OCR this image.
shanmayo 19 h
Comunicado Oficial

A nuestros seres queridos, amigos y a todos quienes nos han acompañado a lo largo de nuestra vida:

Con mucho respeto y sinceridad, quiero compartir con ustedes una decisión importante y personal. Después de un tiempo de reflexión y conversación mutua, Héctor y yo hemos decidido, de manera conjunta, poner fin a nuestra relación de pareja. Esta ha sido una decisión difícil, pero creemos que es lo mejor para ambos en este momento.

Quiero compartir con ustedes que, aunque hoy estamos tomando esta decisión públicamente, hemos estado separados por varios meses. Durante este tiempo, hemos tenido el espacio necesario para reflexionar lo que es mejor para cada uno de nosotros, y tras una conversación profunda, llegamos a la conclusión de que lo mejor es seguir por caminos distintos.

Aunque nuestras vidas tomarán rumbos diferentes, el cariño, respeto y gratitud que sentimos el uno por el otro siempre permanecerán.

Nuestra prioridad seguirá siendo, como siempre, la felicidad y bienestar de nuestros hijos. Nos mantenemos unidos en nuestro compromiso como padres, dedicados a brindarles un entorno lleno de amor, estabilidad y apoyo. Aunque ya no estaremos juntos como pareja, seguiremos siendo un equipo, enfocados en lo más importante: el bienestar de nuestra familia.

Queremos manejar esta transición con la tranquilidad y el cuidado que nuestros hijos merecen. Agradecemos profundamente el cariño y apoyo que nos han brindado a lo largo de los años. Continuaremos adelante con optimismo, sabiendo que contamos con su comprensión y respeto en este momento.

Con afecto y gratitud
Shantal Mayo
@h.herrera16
· · · · · · ·
[Your instructions] Each line of the listing should be copied exactly.

[Response to this exercise]
OCR this image.
shanmayo 19 h
Comunicado Oficial

A nuestros seres queridos, amigos y a todos quienes nos han acompañado a lo largo de nuestra vida:

Con mucho respeto y sinceridad, quiero compartir con ustedes una decisión importante y personal. Después de un tiempo de reflexión y conversación mutua, Héctor y yo hemos decidido, de manera conjunta, poner fin a nuestra relación de pareja. Esta ha sido una decisión difícil, pero creemos que es lo mejor para ambos en este momento.

Quiero compartir con ustedes que, aunque hoy estamos tomando esta decisión públicamente, hemos estado separados por varios meses. Durante este tiempo, hemos tenido el espacio necesario para reflexionar lo que es mejor para cada uno de nosotros, y tras una conversación profunda, llegamos a la conclusión de que lo mejor es seguir por caminos distintos.

Aunque nuestras vidas tomarán rumbos diferentes, el cariño, respeto y gratitud que sentimos el uno por el otro siempre permanecerán.

Nuestra prioridad seguirá siendo, como siempre, la felicidad y bienestar de nuestros hijos. Nos mantenemos unidos en nuestro compromiso como padres, dedicados a brindarles un entorno lleno de amor, estabilidad y apoyo. Aunque ya no estaremos juntos como pareja, seguiremos siendo un equipo, enfocados en lo más importante: el bienestar de nuestra familia.

Queremos manejar esta transición con la tranquilidad y el cuidado que nuestros hijos merecen. Agradecemos profundamente el cariño y apoyo que nos han brindado a lo largo de los años. Continuaremos adelante con optimismo, sabiendo que contamos con su comprensión y respeto en este momento.

Con afecto y gratitud
Shantal Mayo
@h.herrera16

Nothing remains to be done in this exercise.